Gather up every line that includes the string "Carnet".

***

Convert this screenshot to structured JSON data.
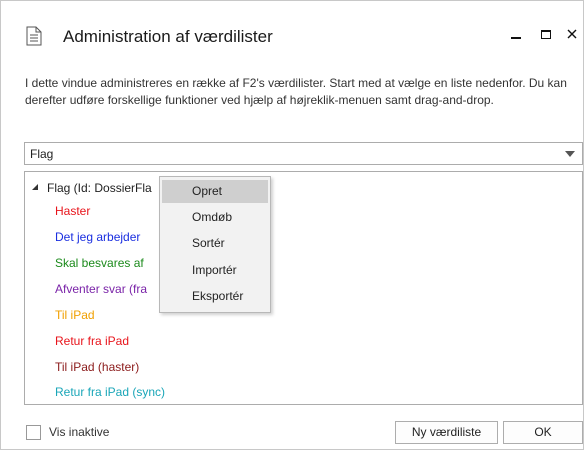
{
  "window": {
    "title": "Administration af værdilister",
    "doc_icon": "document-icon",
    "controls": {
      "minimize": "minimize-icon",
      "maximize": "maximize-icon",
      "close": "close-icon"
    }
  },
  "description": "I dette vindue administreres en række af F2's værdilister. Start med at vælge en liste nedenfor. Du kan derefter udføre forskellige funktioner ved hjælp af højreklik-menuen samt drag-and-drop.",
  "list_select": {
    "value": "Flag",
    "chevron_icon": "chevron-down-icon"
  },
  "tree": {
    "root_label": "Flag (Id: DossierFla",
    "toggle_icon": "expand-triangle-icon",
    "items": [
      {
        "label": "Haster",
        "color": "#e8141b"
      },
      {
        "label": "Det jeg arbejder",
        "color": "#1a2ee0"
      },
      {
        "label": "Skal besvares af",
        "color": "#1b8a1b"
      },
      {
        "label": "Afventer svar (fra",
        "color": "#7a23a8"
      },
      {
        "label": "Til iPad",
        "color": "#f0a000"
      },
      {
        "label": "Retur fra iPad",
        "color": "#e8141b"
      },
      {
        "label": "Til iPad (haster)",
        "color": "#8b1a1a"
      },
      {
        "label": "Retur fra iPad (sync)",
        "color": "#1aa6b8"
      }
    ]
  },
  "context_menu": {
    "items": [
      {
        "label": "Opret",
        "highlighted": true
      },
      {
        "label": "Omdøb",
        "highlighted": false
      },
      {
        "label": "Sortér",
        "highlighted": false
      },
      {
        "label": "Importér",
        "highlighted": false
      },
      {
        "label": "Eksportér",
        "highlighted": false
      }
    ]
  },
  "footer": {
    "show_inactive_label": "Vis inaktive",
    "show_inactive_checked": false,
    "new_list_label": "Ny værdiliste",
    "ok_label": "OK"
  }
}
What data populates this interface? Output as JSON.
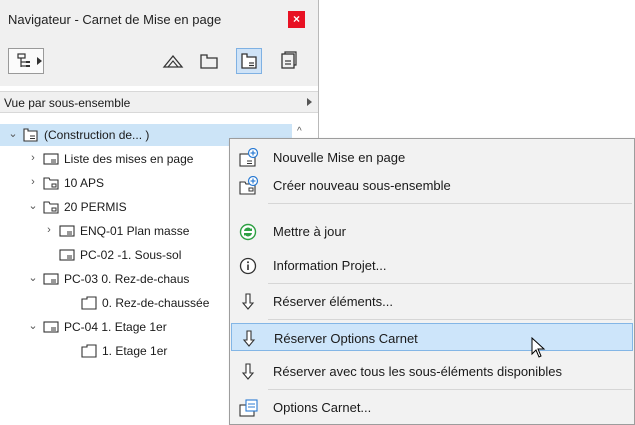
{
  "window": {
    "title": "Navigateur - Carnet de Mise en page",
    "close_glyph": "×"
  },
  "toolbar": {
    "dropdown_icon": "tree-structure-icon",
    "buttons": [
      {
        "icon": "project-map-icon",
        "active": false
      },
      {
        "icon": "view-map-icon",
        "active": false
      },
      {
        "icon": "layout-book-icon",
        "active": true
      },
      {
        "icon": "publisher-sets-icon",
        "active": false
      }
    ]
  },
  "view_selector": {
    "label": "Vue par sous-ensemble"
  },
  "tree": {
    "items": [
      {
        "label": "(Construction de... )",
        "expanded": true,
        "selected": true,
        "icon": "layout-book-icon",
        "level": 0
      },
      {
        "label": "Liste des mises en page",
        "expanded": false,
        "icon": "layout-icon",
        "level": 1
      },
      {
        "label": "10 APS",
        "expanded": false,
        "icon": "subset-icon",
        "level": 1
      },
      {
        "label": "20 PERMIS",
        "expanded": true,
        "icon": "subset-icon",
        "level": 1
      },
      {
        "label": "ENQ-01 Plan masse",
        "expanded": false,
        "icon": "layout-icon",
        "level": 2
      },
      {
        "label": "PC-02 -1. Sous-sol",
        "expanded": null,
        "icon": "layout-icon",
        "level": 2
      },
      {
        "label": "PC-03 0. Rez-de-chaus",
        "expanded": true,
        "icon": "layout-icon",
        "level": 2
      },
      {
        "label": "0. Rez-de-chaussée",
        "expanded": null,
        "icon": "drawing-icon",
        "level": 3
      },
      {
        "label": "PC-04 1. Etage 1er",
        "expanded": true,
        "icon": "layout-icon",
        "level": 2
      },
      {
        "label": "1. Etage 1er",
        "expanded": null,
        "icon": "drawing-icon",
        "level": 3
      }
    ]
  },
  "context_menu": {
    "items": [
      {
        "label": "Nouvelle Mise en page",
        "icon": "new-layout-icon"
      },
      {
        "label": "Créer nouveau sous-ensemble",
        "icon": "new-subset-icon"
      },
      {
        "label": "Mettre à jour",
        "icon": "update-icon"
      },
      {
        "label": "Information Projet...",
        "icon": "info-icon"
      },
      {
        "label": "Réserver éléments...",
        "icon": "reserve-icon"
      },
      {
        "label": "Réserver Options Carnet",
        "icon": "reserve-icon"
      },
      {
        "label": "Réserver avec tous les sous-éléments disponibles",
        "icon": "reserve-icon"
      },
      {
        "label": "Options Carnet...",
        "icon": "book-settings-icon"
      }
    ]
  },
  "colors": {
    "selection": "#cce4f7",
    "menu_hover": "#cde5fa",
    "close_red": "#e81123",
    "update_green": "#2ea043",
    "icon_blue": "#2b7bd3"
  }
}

***

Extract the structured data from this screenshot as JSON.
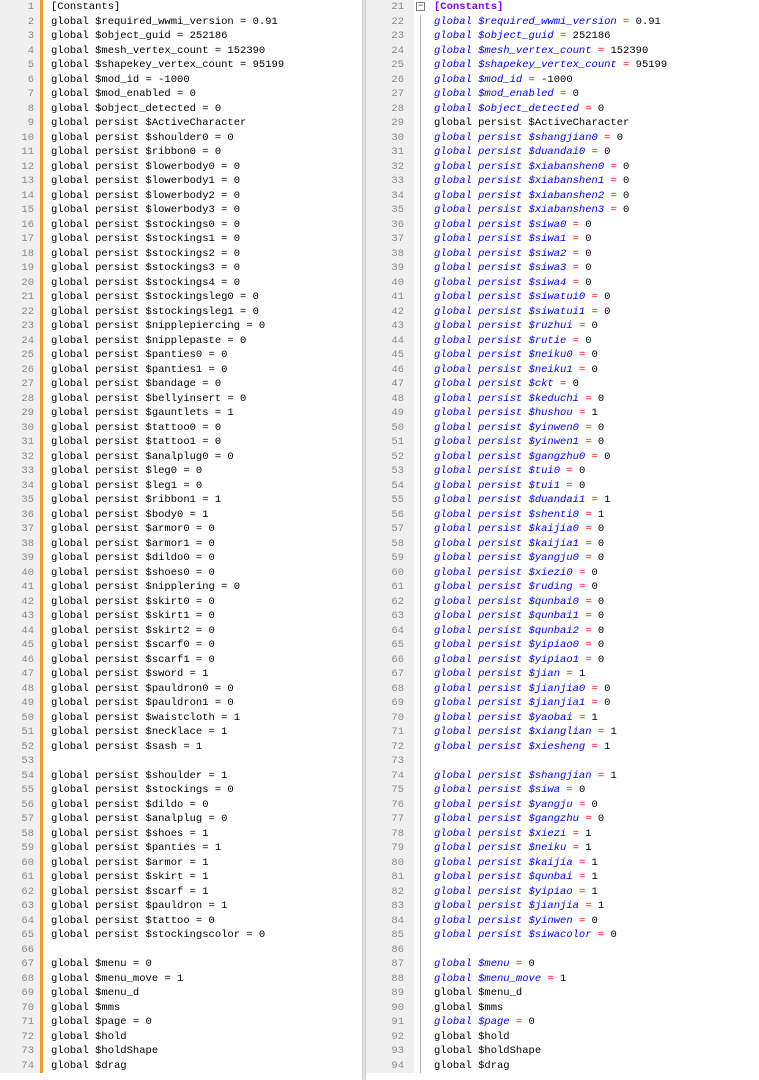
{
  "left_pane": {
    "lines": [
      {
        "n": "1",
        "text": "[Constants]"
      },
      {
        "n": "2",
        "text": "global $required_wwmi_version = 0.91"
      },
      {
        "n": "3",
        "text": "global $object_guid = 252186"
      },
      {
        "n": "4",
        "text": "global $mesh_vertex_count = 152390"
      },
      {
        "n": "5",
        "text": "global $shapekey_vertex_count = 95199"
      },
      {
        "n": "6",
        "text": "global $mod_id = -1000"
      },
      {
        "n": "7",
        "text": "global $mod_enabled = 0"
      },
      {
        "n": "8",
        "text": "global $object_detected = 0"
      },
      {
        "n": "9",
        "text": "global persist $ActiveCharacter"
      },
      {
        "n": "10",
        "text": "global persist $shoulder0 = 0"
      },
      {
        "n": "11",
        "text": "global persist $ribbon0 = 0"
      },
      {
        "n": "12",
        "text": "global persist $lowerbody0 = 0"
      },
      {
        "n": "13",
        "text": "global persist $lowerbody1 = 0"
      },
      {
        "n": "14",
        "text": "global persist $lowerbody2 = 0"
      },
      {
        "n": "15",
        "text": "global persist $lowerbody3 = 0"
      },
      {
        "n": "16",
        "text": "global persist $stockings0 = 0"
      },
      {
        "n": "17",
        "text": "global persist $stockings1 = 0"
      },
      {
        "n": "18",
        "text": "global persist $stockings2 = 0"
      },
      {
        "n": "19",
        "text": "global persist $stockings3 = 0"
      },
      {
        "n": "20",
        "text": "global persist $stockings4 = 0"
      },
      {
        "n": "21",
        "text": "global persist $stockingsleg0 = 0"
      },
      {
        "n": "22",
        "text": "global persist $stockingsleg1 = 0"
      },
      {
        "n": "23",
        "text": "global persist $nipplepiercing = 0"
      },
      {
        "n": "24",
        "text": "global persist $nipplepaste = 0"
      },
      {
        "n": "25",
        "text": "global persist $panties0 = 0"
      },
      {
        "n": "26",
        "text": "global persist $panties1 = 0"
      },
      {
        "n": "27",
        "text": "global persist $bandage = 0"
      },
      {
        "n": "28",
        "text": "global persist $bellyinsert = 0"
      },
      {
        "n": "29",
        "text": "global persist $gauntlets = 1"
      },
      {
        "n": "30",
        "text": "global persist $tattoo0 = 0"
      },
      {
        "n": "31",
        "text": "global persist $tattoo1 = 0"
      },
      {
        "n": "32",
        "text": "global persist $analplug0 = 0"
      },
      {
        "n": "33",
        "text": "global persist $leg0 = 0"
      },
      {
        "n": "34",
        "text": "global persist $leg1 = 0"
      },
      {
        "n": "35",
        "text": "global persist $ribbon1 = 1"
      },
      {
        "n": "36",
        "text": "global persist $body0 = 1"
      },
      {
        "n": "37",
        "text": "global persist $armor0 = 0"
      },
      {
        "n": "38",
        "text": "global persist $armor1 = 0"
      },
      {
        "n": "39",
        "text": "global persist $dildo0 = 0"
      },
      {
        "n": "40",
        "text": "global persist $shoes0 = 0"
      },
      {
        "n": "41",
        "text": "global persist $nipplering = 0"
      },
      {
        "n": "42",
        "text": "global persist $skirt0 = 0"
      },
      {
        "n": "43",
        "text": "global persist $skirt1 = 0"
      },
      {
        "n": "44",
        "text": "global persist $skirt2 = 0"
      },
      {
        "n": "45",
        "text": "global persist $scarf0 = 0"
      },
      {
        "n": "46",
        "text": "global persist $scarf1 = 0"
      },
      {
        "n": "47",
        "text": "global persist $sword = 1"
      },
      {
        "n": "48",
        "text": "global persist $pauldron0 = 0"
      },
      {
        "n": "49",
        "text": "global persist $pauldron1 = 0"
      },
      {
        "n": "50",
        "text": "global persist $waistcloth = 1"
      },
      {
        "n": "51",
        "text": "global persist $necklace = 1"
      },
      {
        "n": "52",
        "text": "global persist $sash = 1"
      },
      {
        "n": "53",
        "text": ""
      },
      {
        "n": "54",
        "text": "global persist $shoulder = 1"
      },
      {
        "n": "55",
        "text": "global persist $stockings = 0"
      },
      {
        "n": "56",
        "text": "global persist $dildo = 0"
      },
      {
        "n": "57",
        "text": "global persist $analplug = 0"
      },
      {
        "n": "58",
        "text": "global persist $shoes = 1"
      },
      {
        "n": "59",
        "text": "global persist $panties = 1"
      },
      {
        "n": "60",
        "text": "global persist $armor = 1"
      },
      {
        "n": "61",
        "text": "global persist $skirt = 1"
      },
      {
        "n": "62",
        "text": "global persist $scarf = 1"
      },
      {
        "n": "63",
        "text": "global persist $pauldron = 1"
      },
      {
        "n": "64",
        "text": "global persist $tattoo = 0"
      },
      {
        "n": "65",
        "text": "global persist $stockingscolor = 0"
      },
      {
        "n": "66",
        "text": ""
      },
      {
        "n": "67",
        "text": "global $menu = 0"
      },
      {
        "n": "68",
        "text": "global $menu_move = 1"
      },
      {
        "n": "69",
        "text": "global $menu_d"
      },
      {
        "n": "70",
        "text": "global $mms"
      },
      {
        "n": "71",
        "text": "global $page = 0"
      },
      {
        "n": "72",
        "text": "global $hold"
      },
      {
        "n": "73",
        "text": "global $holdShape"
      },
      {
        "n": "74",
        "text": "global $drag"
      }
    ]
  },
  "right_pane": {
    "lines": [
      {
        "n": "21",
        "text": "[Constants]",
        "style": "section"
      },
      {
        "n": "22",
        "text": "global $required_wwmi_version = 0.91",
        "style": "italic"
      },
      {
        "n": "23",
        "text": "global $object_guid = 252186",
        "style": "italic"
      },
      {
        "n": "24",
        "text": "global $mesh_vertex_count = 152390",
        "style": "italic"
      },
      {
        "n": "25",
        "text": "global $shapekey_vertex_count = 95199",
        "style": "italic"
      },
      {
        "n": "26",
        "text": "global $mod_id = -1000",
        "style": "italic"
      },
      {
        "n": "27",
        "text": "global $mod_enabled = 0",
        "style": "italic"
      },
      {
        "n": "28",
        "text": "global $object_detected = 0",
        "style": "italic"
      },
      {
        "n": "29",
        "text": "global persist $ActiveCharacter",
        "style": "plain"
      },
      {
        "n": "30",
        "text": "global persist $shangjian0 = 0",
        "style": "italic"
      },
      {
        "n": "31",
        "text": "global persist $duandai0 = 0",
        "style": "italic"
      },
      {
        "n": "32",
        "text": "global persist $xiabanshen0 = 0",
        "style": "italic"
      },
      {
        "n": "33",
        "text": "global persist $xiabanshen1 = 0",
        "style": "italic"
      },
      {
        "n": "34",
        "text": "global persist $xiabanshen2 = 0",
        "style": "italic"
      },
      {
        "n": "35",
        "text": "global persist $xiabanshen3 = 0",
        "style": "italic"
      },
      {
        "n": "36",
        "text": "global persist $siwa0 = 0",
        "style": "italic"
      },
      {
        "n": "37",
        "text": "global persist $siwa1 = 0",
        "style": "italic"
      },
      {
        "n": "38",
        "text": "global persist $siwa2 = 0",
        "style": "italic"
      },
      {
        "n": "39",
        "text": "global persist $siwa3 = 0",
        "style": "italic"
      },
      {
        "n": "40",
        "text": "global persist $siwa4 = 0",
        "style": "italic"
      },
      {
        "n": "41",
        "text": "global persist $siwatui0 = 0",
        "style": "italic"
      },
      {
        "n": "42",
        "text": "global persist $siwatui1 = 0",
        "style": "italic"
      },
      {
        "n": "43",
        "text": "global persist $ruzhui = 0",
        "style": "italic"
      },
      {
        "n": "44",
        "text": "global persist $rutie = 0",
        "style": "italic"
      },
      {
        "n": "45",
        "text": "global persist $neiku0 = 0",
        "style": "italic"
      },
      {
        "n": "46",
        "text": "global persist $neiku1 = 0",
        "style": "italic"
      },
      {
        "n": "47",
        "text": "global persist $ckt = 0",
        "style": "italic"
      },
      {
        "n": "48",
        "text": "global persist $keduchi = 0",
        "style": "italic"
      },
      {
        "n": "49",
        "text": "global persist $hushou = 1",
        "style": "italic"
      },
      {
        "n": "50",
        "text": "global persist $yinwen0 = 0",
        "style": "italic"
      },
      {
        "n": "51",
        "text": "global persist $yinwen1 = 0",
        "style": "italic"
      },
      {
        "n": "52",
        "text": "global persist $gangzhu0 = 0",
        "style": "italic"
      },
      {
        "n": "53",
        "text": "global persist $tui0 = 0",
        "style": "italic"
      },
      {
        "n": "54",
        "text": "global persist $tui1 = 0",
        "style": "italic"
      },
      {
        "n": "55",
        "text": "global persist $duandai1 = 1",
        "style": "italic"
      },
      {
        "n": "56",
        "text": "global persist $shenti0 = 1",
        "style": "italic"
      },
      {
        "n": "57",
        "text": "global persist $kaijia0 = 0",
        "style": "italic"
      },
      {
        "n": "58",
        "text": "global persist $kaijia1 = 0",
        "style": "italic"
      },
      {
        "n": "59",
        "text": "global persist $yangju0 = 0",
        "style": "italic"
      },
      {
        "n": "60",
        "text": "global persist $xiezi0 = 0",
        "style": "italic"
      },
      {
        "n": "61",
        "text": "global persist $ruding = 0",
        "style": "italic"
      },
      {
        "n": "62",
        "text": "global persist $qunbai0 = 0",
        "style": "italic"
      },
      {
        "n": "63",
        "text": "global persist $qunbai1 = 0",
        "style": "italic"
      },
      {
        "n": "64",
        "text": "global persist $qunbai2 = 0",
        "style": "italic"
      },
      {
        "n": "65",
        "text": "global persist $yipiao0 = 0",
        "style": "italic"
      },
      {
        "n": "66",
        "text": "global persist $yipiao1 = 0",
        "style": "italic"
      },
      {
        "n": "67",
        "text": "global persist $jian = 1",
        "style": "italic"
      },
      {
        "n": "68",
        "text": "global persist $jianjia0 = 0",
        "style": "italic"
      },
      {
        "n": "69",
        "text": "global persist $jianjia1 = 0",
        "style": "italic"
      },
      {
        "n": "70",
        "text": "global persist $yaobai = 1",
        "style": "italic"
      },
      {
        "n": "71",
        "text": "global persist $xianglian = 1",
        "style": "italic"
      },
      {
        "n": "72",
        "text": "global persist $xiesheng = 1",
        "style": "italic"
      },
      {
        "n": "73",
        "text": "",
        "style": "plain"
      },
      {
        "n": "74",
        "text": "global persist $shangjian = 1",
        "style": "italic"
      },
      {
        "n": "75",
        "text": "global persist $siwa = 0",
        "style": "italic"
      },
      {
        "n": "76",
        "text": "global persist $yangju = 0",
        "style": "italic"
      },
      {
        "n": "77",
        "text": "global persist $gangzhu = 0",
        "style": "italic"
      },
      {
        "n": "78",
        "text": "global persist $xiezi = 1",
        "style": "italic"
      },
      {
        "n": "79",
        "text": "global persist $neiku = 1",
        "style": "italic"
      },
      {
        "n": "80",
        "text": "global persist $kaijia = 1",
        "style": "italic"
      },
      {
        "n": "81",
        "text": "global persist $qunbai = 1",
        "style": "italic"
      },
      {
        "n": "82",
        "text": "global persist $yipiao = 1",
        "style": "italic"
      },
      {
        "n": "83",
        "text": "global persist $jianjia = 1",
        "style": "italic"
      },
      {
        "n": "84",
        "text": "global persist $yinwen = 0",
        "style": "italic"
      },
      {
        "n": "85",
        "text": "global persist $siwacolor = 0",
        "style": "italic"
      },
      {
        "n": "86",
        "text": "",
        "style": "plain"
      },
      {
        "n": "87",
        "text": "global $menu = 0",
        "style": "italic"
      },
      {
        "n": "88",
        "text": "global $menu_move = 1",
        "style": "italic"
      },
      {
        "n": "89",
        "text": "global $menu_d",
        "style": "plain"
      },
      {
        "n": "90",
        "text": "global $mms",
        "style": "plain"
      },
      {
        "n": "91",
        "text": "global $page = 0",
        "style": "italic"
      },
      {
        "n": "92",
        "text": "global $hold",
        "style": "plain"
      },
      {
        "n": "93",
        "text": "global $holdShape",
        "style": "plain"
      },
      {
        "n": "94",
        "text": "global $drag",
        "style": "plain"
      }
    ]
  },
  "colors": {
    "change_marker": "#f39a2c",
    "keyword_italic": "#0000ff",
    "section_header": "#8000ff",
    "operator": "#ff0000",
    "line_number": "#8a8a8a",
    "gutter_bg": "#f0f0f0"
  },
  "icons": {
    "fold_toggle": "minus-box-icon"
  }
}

***

- _Worked answer_
    "title": "Navigateur - Carnet de Mise en page",
        "label": "Réserver Options Carnet",
        "label": "Options Carnet...",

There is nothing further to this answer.